* PROVIDED ENTRIES:

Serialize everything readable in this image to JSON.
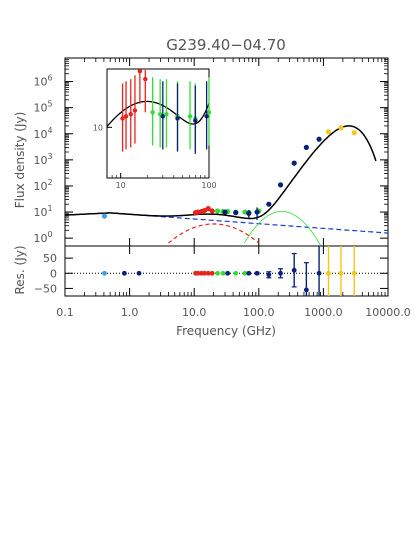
{
  "chart_data": {
    "type": "scatter",
    "title": "G239.40−04.70",
    "xlabel": "Frequency (GHz)",
    "ylabel_main": "Flux density (Jy)",
    "ylabel_resid": "Res. (Jy)",
    "xscale": "log",
    "yscale_main": "log",
    "xlim": [
      0.1,
      10000
    ],
    "ylim_main": [
      0.5,
      8000000
    ],
    "ylim_resid": [
      -75,
      90
    ],
    "x_tick_labels": [
      "0.1",
      "1.0",
      "10.0",
      "100.0",
      "1000.0",
      "10000.0"
    ],
    "y_tick_labels_main": [
      "10^0",
      "10^1",
      "10^2",
      "10^3",
      "10^4",
      "10^5",
      "10^6"
    ],
    "y_tick_labels_resid": [
      "50",
      "0",
      "−50"
    ],
    "colors": {
      "lightblue": "#3aa0e8",
      "navy": "#0a1f7a",
      "red": "#e8231c",
      "green": "#33dd33",
      "gold": "#f5c518",
      "model": "#000000"
    },
    "series": [
      {
        "color": "lightblue",
        "points": [
          {
            "x": 0.408,
            "y": 7.0,
            "err": 0.5
          }
        ]
      },
      {
        "color": "red",
        "points": [
          {
            "x": 10.5,
            "y": 9.5,
            "err": 1.5
          },
          {
            "x": 11.5,
            "y": 10.0,
            "err": 1.5
          },
          {
            "x": 13.0,
            "y": 10.5,
            "err": 1.5
          },
          {
            "x": 14.5,
            "y": 11.5,
            "err": 1.5
          },
          {
            "x": 16.5,
            "y": 13.5,
            "err": 1.5
          },
          {
            "x": 19.0,
            "y": 11.0,
            "err": 1.5
          }
        ]
      },
      {
        "color": "green",
        "points": [
          {
            "x": 23.0,
            "y": 11.0,
            "err": 1.5
          },
          {
            "x": 28.0,
            "y": 10.5,
            "err": 1.5
          },
          {
            "x": 33.0,
            "y": 10.5,
            "err": 1.5
          },
          {
            "x": 44.0,
            "y": 10.0,
            "err": 1.5
          },
          {
            "x": 61.0,
            "y": 10.0,
            "err": 1.5
          },
          {
            "x": 70.0,
            "y": 9.5,
            "err": 1.5
          },
          {
            "x": 100.0,
            "y": 11.0,
            "err": 1.5
          }
        ]
      },
      {
        "color": "navy",
        "points": [
          {
            "x": 1.4,
            "y": 0,
            "err": 0
          },
          {
            "x": 30.0,
            "y": 10.0,
            "err": 1.5
          },
          {
            "x": 44.0,
            "y": 9.5,
            "err": 1.5
          },
          {
            "x": 70.0,
            "y": 9.0,
            "err": 3
          },
          {
            "x": 94.0,
            "y": 10.0,
            "err": 5
          },
          {
            "x": 143.0,
            "y": 20.0,
            "err": 3
          },
          {
            "x": 217.0,
            "y": 110.0,
            "err": 10
          },
          {
            "x": 353.0,
            "y": 750.0,
            "err": 50
          },
          {
            "x": 545.0,
            "y": 3000.0,
            "err": 200
          },
          {
            "x": 857.0,
            "y": 6200.0,
            "err": 400
          }
        ]
      },
      {
        "color": "gold",
        "points": [
          {
            "x": 1200.0,
            "y": 12000.0,
            "err": 800
          },
          {
            "x": 1870.0,
            "y": 17000.0,
            "err": 1000
          },
          {
            "x": 3000.0,
            "y": 11000.0,
            "err": 800
          }
        ]
      }
    ],
    "model_components": [
      {
        "name": "total",
        "style": "solid",
        "color": "model"
      },
      {
        "name": "free-free",
        "style": "dashed",
        "color": "navy"
      },
      {
        "name": "spinning-dust",
        "style": "dashed",
        "color": "red"
      },
      {
        "name": "cmb",
        "style": "dashed",
        "color": "green"
      }
    ],
    "residuals": [
      {
        "x": 0.408,
        "y": 0,
        "err": 0,
        "color": "lightblue"
      },
      {
        "x": 0.83,
        "y": 0,
        "err": 0,
        "color": "navy"
      },
      {
        "x": 1.4,
        "y": 0,
        "err": 0,
        "color": "navy"
      },
      {
        "x": 10.5,
        "y": 0,
        "err": 0,
        "color": "red"
      },
      {
        "x": 11.5,
        "y": 0,
        "err": 0,
        "color": "red"
      },
      {
        "x": 13.0,
        "y": 0,
        "err": 0,
        "color": "red"
      },
      {
        "x": 14.5,
        "y": 0,
        "err": 0,
        "color": "red"
      },
      {
        "x": 16.5,
        "y": 0,
        "err": 0,
        "color": "red"
      },
      {
        "x": 19.0,
        "y": 0,
        "err": 0,
        "color": "red"
      },
      {
        "x": 23.0,
        "y": 0,
        "err": 0,
        "color": "green"
      },
      {
        "x": 28.0,
        "y": 0,
        "err": 0,
        "color": "green"
      },
      {
        "x": 33.0,
        "y": 0,
        "err": 0,
        "color": "navy"
      },
      {
        "x": 44.0,
        "y": 0,
        "err": 0,
        "color": "green"
      },
      {
        "x": 61.0,
        "y": 0,
        "err": 0,
        "color": "green"
      },
      {
        "x": 70.0,
        "y": 0,
        "err": 0,
        "color": "navy"
      },
      {
        "x": 94.0,
        "y": 0,
        "err": 3,
        "color": "navy"
      },
      {
        "x": 143.0,
        "y": -5,
        "err": 10,
        "color": "navy"
      },
      {
        "x": 217.0,
        "y": 0,
        "err": 15,
        "color": "navy"
      },
      {
        "x": 353.0,
        "y": 10,
        "err": 55,
        "color": "navy"
      },
      {
        "x": 545.0,
        "y": -55,
        "err": 90,
        "color": "navy"
      },
      {
        "x": 857.0,
        "y": 0,
        "err": 120,
        "color": "navy"
      },
      {
        "x": 1200.0,
        "y": 0,
        "err": 130,
        "color": "gold"
      },
      {
        "x": 1870.0,
        "y": 0,
        "err": 130,
        "color": "gold"
      },
      {
        "x": 3000.0,
        "y": 0,
        "err": 130,
        "color": "gold"
      }
    ],
    "inset": {
      "xlim": [
        7,
        100
      ],
      "ylim": [
        3,
        40
      ],
      "x_tick_labels": [
        "10",
        "100"
      ],
      "y_tick_labels": [
        "10"
      ]
    }
  }
}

* DIRECTIONS:
Quote in full the listing given above; the images are to be left out.

* FINISHED ANSWER:
Serialize everything readable in this image to JSON.
{
  "chart_data": {
    "type": "scatter",
    "title": "G239.40−04.70",
    "xlabel": "Frequency (GHz)",
    "ylabel_main": "Flux density (Jy)",
    "ylabel_resid": "Res. (Jy)",
    "xscale": "log",
    "yscale_main": "log",
    "xlim": [
      0.1,
      10000
    ],
    "ylim_main": [
      0.5,
      8000000
    ],
    "ylim_resid": [
      -75,
      90
    ],
    "x_tick_labels": [
      "0.1",
      "1.0",
      "10.0",
      "100.0",
      "1000.0",
      "10000.0"
    ],
    "y_tick_labels_main": [
      "10^0",
      "10^1",
      "10^2",
      "10^3",
      "10^4",
      "10^5",
      "10^6"
    ],
    "y_tick_labels_resid": [
      "50",
      "0",
      "−50"
    ],
    "colors": {
      "lightblue": "#3aa0e8",
      "navy": "#0a1f7a",
      "red": "#e8231c",
      "green": "#33dd33",
      "gold": "#f5c518",
      "model": "#000000"
    },
    "series": [
      {
        "color": "lightblue",
        "points": [
          {
            "x": 0.408,
            "y": 7.0,
            "err": 0.5
          }
        ]
      },
      {
        "color": "red",
        "points": [
          {
            "x": 10.5,
            "y": 9.5,
            "err": 1.5
          },
          {
            "x": 11.5,
            "y": 10.0,
            "err": 1.5
          },
          {
            "x": 13.0,
            "y": 10.5,
            "err": 1.5
          },
          {
            "x": 14.5,
            "y": 11.5,
            "err": 1.5
          },
          {
            "x": 16.5,
            "y": 13.5,
            "err": 1.5
          },
          {
            "x": 19.0,
            "y": 11.0,
            "err": 1.5
          }
        ]
      },
      {
        "color": "green",
        "points": [
          {
            "x": 23.0,
            "y": 11.0,
            "err": 1.5
          },
          {
            "x": 28.0,
            "y": 10.5,
            "err": 1.5
          },
          {
            "x": 33.0,
            "y": 10.5,
            "err": 1.5
          },
          {
            "x": 44.0,
            "y": 10.0,
            "err": 1.5
          },
          {
            "x": 61.0,
            "y": 10.0,
            "err": 1.5
          },
          {
            "x": 70.0,
            "y": 9.5,
            "err": 1.5
          },
          {
            "x": 100.0,
            "y": 11.0,
            "err": 1.5
          }
        ]
      },
      {
        "color": "navy",
        "points": [
          {
            "x": 1.4,
            "y": 0,
            "err": 0
          },
          {
            "x": 30.0,
            "y": 10.0,
            "err": 1.5
          },
          {
            "x": 44.0,
            "y": 9.5,
            "err": 1.5
          },
          {
            "x": 70.0,
            "y": 9.0,
            "err": 3
          },
          {
            "x": 94.0,
            "y": 10.0,
            "err": 5
          },
          {
            "x": 143.0,
            "y": 20.0,
            "err": 3
          },
          {
            "x": 217.0,
            "y": 110.0,
            "err": 10
          },
          {
            "x": 353.0,
            "y": 750.0,
            "err": 50
          },
          {
            "x": 545.0,
            "y": 3000.0,
            "err": 200
          },
          {
            "x": 857.0,
            "y": 6200.0,
            "err": 400
          }
        ]
      },
      {
        "color": "gold",
        "points": [
          {
            "x": 1200.0,
            "y": 12000.0,
            "err": 800
          },
          {
            "x": 1870.0,
            "y": 17000.0,
            "err": 1000
          },
          {
            "x": 3000.0,
            "y": 11000.0,
            "err": 800
          }
        ]
      }
    ],
    "model_components": [
      {
        "name": "total",
        "style": "solid",
        "color": "model"
      },
      {
        "name": "free-free",
        "style": "dashed",
        "color": "navy"
      },
      {
        "name": "spinning-dust",
        "style": "dashed",
        "color": "red"
      },
      {
        "name": "cmb",
        "style": "dashed",
        "color": "green"
      }
    ],
    "residuals": [
      {
        "x": 0.408,
        "y": 0,
        "err": 0,
        "color": "lightblue"
      },
      {
        "x": 0.83,
        "y": 0,
        "err": 0,
        "color": "navy"
      },
      {
        "x": 1.4,
        "y": 0,
        "err": 0,
        "color": "navy"
      },
      {
        "x": 10.5,
        "y": 0,
        "err": 0,
        "color": "red"
      },
      {
        "x": 11.5,
        "y": 0,
        "err": 0,
        "color": "red"
      },
      {
        "x": 13.0,
        "y": 0,
        "err": 0,
        "color": "red"
      },
      {
        "x": 14.5,
        "y": 0,
        "err": 0,
        "color": "red"
      },
      {
        "x": 16.5,
        "y": 0,
        "err": 0,
        "color": "red"
      },
      {
        "x": 19.0,
        "y": 0,
        "err": 0,
        "color": "red"
      },
      {
        "x": 23.0,
        "y": 0,
        "err": 0,
        "color": "green"
      },
      {
        "x": 28.0,
        "y": 0,
        "err": 0,
        "color": "green"
      },
      {
        "x": 33.0,
        "y": 0,
        "err": 0,
        "color": "navy"
      },
      {
        "x": 44.0,
        "y": 0,
        "err": 0,
        "color": "green"
      },
      {
        "x": 61.0,
        "y": 0,
        "err": 0,
        "color": "green"
      },
      {
        "x": 70.0,
        "y": 0,
        "err": 0,
        "color": "navy"
      },
      {
        "x": 94.0,
        "y": 0,
        "err": 3,
        "color": "navy"
      },
      {
        "x": 143.0,
        "y": -5,
        "err": 10,
        "color": "navy"
      },
      {
        "x": 217.0,
        "y": 0,
        "err": 15,
        "color": "navy"
      },
      {
        "x": 353.0,
        "y": 10,
        "err": 55,
        "color": "navy"
      },
      {
        "x": 545.0,
        "y": -55,
        "err": 90,
        "color": "navy"
      },
      {
        "x": 857.0,
        "y": 0,
        "err": 120,
        "color": "navy"
      },
      {
        "x": 1200.0,
        "y": 0,
        "err": 130,
        "color": "gold"
      },
      {
        "x": 1870.0,
        "y": 0,
        "err": 130,
        "color": "gold"
      },
      {
        "x": 3000.0,
        "y": 0,
        "err": 130,
        "color": "gold"
      }
    ],
    "inset": {
      "xlim": [
        7,
        100
      ],
      "ylim": [
        3,
        40
      ],
      "x_tick_labels": [
        "10",
        "100"
      ],
      "y_tick_labels": [
        "10"
      ]
    }
  }
}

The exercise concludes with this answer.